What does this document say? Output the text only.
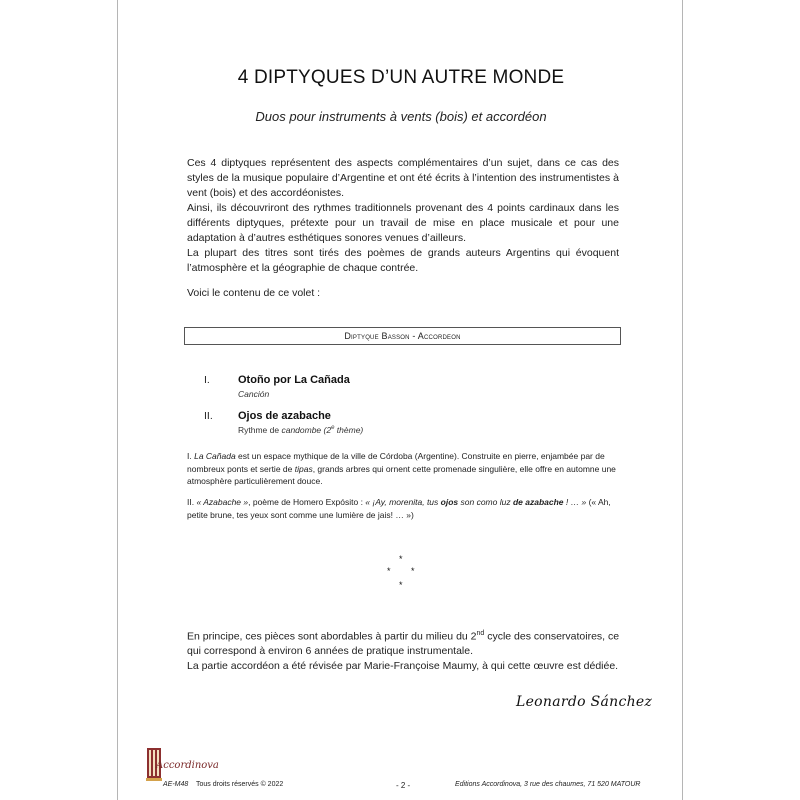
4 DIPTYQUES D’UN AUTRE MONDE
Duos pour instruments à vents (bois) et accordéon

Ces 4 diptyques représentent des aspects complémentaires d’un sujet, dans ce cas des styles de la musique populaire d’Argentine et ont été écrits à l’intention des instrumentistes à vent (bois) et des accordéonistes.

Ainsi, ils découvriront des rythmes traditionnels provenant des 4 points cardinaux dans les différents diptyques, prétexte pour un travail de mise en place musicale et pour une adaptation à d’autres esthétiques sonores venues d’ailleurs.

La plupart des titres sont tirés des poèmes de grands auteurs Argentins qui évoquent l’atmosphère et la géographie de chaque contrée.

Voici le contenu de ce volet :
Diptyque Basson - Accordeon
I.	Otoño por La Cañada
Canción
II. Ojos de azabache
Rythme de candombe (2e thème)
I. La Cañada est un espace mythique de la ville de Córdoba (Argentine). Construite en pierre, enjambée par de nombreux ponts et sertie de tipas, grands arbres qui ornent cette promenade singulière, elle offre en automne une atmosphère particulièrement douce.
II. « Azabache », poème de Homero Expósito : « ¡Ay, morenita, tus ojos son como luz de azabache ! … » (« Ah, petite brune, tes yeux sont comme une lumière de jais! … »)
*
* *
*

En principe, ces pièces sont abordables à partir du milieu du 2nd cycle des conservatoires, ce qui correspond à environ 6 années de pratique instrumentale.

La partie accordéon a été révisée par Marie-Françoise Maumy, à qui cette œuvre est dédiée.

Leonardo Sánchez
Accordinova
AE-M48 Tous droits réservés © 2022	- 2 -	Editions Accordinova, 3 rue des chaumes, 71 520 MATOUR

----------

#### [TASK STATEMENT]
Show every line where the string "pour" appears.

#### [RESPONSE]
Duos pour instruments à vents (bois) et accordéon
Ainsi, ils découvriront des rythmes traditionnels provenant des 4 points cardinaux dans les différents diptyques, prétexte pour un travail de mise en place musicale et pour une adaptation à d’autres esthétiques sonores venues d’ailleurs.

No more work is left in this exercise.